Exercise details — Write out the entries below once more, exactly, with the pictures left out.

Listed entries —

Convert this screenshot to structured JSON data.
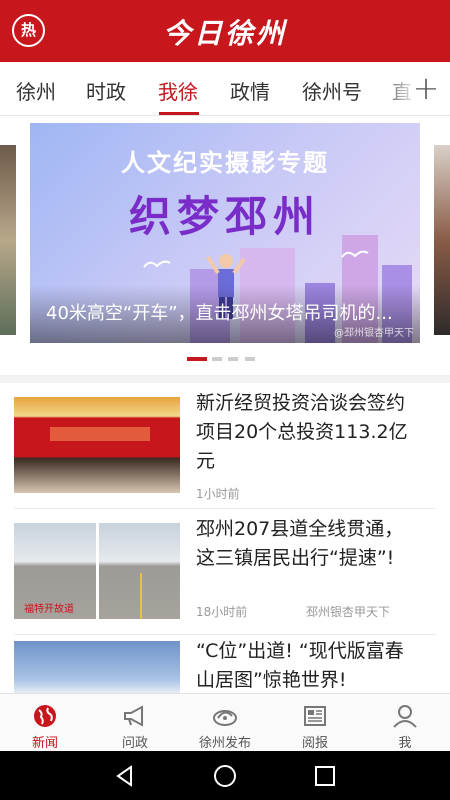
{
  "header": {
    "hot_label": "热",
    "title": "今日徐州"
  },
  "tabs": [
    {
      "label": "徐州",
      "active": false
    },
    {
      "label": "时政",
      "active": false
    },
    {
      "label": "我徐",
      "active": true
    },
    {
      "label": "政情",
      "active": false
    },
    {
      "label": "徐州号",
      "active": false
    },
    {
      "label": "直",
      "active": false
    }
  ],
  "add_tab_label": "+",
  "carousel": {
    "subtitle": "人文纪实摄影专题",
    "headline": "织梦邳州",
    "caption": "40米高空“开车”，直击邳州女塔吊司机的...",
    "source": "@邳州银杏甲天下",
    "slide_count": 4,
    "active_index": 0
  },
  "news": [
    {
      "title": "新沂经贸投资洽谈会签约项目20个总投资113.2亿元",
      "time": "1小时前",
      "source": ""
    },
    {
      "title": "邳州207县道全线贯通，这三镇居民出行“提速”!",
      "time": "18小时前",
      "source": "邳州银杏甲天下",
      "thumb_stamp": "福特开故道"
    },
    {
      "title": "“C位”出道! “现代版富春山居图”惊艳世界!",
      "time": "",
      "source": ""
    }
  ],
  "bottom_nav": [
    {
      "label": "新闻",
      "icon": "globe-icon",
      "active": true
    },
    {
      "label": "问政",
      "icon": "megaphone-icon",
      "active": false
    },
    {
      "label": "徐州发布",
      "icon": "publish-logo-icon",
      "active": false
    },
    {
      "label": "阅报",
      "icon": "newspaper-icon",
      "active": false
    },
    {
      "label": "我",
      "icon": "user-icon",
      "active": false
    }
  ],
  "colors": {
    "brand_red": "#c8161d",
    "inactive_text": "#555555",
    "meta_text": "#999999"
  }
}
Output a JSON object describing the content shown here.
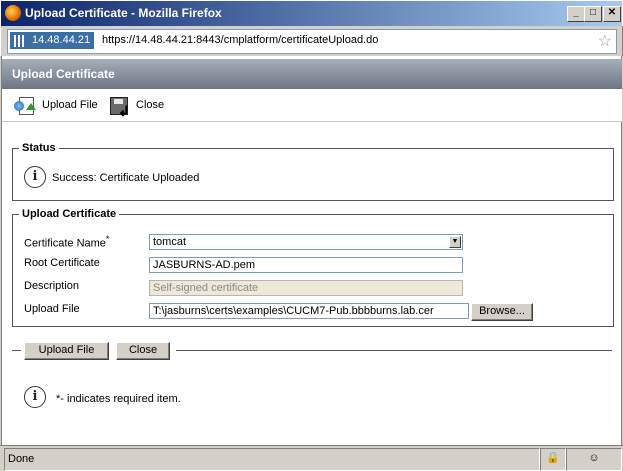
{
  "window": {
    "title": "Upload Certificate - Mozilla Firefox",
    "minimize_glyph": "_",
    "maximize_glyph": "□",
    "close_glyph": "✕"
  },
  "urlbar": {
    "site_identity": "14.48.44.21",
    "url": "https://14.48.44.21:8443/cmplatform/certificateUpload.do"
  },
  "header": {
    "title": "Upload Certificate"
  },
  "toolbar": {
    "upload_label": "Upload File",
    "close_label": "Close"
  },
  "status": {
    "legend": "Status",
    "message": "Success: Certificate Uploaded"
  },
  "form": {
    "legend": "Upload Certificate",
    "cert_name_label": "Certificate Name",
    "required_mark": "*",
    "cert_name_value": "tomcat",
    "root_cert_label": "Root Certificate",
    "root_cert_value": "JASBURNS-AD.pem",
    "description_label": "Description",
    "description_value": "Self-signed certificate",
    "upload_file_label": "Upload File",
    "upload_file_value": "T:\\jasburns\\certs\\examples\\CUCM7-Pub.bbbburns.lab.cer",
    "browse_label": "Browse..."
  },
  "buttons": {
    "upload_label": "Upload File",
    "close_label": "Close"
  },
  "note": {
    "text": "*- indicates required item."
  },
  "statusbar": {
    "text": "Done"
  }
}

Reply to the exercise —
Convert this screenshot to structured JSON data.
{
  "header": {
    "hot_label": "热",
    "title": "今日徐州"
  },
  "tabs": [
    {
      "label": "徐州",
      "active": false
    },
    {
      "label": "时政",
      "active": false
    },
    {
      "label": "我徐",
      "active": true
    },
    {
      "label": "政情",
      "active": false
    },
    {
      "label": "徐州号",
      "active": false
    },
    {
      "label": "直",
      "active": false
    }
  ],
  "add_tab_label": "+",
  "carousel": {
    "subtitle": "人文纪实摄影专题",
    "headline": "织梦邳州",
    "caption": "40米高空“开车”，直击邳州女塔吊司机的...",
    "source": "@邳州银杏甲天下",
    "slide_count": 4,
    "active_index": 0
  },
  "news": [
    {
      "title": "新沂经贸投资洽谈会签约项目20个总投资113.2亿元",
      "time": "1小时前",
      "source": ""
    },
    {
      "title": "邳州207县道全线贯通，这三镇居民出行“提速”!",
      "time": "18小时前",
      "source": "邳州银杏甲天下",
      "thumb_stamp": "福特开故道"
    },
    {
      "title": "“C位”出道! “现代版富春山居图”惊艳世界!",
      "time": "",
      "source": ""
    }
  ],
  "bottom_nav": [
    {
      "label": "新闻",
      "icon": "globe-icon",
      "active": true
    },
    {
      "label": "问政",
      "icon": "megaphone-icon",
      "active": false
    },
    {
      "label": "徐州发布",
      "icon": "publish-logo-icon",
      "active": false
    },
    {
      "label": "阅报",
      "icon": "newspaper-icon",
      "active": false
    },
    {
      "label": "我",
      "icon": "user-icon",
      "active": false
    }
  ],
  "colors": {
    "brand_red": "#c8161d",
    "inactive_text": "#555555",
    "meta_text": "#999999"
  }
}
Output a JSON object describing the content shown here.
{
  "window": {
    "title": "Upload Certificate - Mozilla Firefox",
    "minimize_glyph": "_",
    "maximize_glyph": "□",
    "close_glyph": "✕"
  },
  "urlbar": {
    "site_identity": "14.48.44.21",
    "url": "https://14.48.44.21:8443/cmplatform/certificateUpload.do"
  },
  "header": {
    "title": "Upload Certificate"
  },
  "toolbar": {
    "upload_label": "Upload File",
    "close_label": "Close"
  },
  "status": {
    "legend": "Status",
    "message": "Success: Certificate Uploaded"
  },
  "form": {
    "legend": "Upload Certificate",
    "cert_name_label": "Certificate Name",
    "required_mark": "*",
    "cert_name_value": "tomcat",
    "root_cert_label": "Root Certificate",
    "root_cert_value": "JASBURNS-AD.pem",
    "description_label": "Description",
    "description_value": "Self-signed certificate",
    "upload_file_label": "Upload File",
    "upload_file_value": "T:\\jasburns\\certs\\examples\\CUCM7-Pub.bbbburns.lab.cer",
    "browse_label": "Browse..."
  },
  "buttons": {
    "upload_label": "Upload File",
    "close_label": "Close"
  },
  "note": {
    "text": "*- indicates required item."
  },
  "statusbar": {
    "text": "Done"
  }
}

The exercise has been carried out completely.